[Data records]
- - - - -
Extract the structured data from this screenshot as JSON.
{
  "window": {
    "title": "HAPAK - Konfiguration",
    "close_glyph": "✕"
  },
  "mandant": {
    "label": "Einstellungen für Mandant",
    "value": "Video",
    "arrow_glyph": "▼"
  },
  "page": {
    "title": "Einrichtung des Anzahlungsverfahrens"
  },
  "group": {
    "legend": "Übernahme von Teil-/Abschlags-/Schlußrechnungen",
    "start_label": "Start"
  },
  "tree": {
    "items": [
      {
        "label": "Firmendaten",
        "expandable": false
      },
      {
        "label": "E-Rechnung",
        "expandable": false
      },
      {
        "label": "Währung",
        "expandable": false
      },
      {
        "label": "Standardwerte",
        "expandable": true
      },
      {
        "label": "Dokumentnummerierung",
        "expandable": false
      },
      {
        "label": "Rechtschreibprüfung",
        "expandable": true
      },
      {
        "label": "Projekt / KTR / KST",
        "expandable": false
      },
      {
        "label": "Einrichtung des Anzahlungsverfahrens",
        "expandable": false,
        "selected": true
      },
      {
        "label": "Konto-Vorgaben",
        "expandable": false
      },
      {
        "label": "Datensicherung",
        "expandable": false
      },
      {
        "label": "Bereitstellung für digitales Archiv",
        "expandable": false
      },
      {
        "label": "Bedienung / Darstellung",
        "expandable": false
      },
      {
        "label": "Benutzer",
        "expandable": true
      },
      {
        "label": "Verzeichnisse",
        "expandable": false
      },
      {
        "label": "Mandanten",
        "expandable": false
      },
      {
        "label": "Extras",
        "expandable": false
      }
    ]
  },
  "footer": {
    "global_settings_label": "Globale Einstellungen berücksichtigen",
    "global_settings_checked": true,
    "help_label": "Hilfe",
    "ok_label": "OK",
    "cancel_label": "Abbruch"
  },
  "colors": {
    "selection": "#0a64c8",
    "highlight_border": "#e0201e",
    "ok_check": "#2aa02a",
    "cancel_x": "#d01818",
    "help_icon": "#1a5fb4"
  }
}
- - - - -
AIM OF THE TASK: Exactly reproduce all of the entries above.

SOLUTION FOR THIS TASK:
Extract the structured data from this screenshot as JSON.
{
  "window": {
    "title": "HAPAK - Konfiguration",
    "close_glyph": "✕"
  },
  "mandant": {
    "label": "Einstellungen für Mandant",
    "value": "Video",
    "arrow_glyph": "▼"
  },
  "page": {
    "title": "Einrichtung des Anzahlungsverfahrens"
  },
  "group": {
    "legend": "Übernahme von Teil-/Abschlags-/Schlußrechnungen",
    "start_label": "Start"
  },
  "tree": {
    "items": [
      {
        "label": "Firmendaten",
        "expandable": false
      },
      {
        "label": "E-Rechnung",
        "expandable": false
      },
      {
        "label": "Währung",
        "expandable": false
      },
      {
        "label": "Standardwerte",
        "expandable": true
      },
      {
        "label": "Dokumentnummerierung",
        "expandable": false
      },
      {
        "label": "Rechtschreibprüfung",
        "expandable": true
      },
      {
        "label": "Projekt / KTR / KST",
        "expandable": false
      },
      {
        "label": "Einrichtung des Anzahlungsverfahrens",
        "expandable": false,
        "selected": true
      },
      {
        "label": "Konto-Vorgaben",
        "expandable": false
      },
      {
        "label": "Datensicherung",
        "expandable": false
      },
      {
        "label": "Bereitstellung für digitales Archiv",
        "expandable": false
      },
      {
        "label": "Bedienung / Darstellung",
        "expandable": false
      },
      {
        "label": "Benutzer",
        "expandable": true
      },
      {
        "label": "Verzeichnisse",
        "expandable": false
      },
      {
        "label": "Mandanten",
        "expandable": false
      },
      {
        "label": "Extras",
        "expandable": false
      }
    ]
  },
  "footer": {
    "global_settings_label": "Globale Einstellungen berücksichtigen",
    "global_settings_checked": true,
    "help_label": "Hilfe",
    "ok_label": "OK",
    "cancel_label": "Abbruch"
  },
  "colors": {
    "selection": "#0a64c8",
    "highlight_border": "#e0201e",
    "ok_check": "#2aa02a",
    "cancel_x": "#d01818",
    "help_icon": "#1a5fb4"
  }
}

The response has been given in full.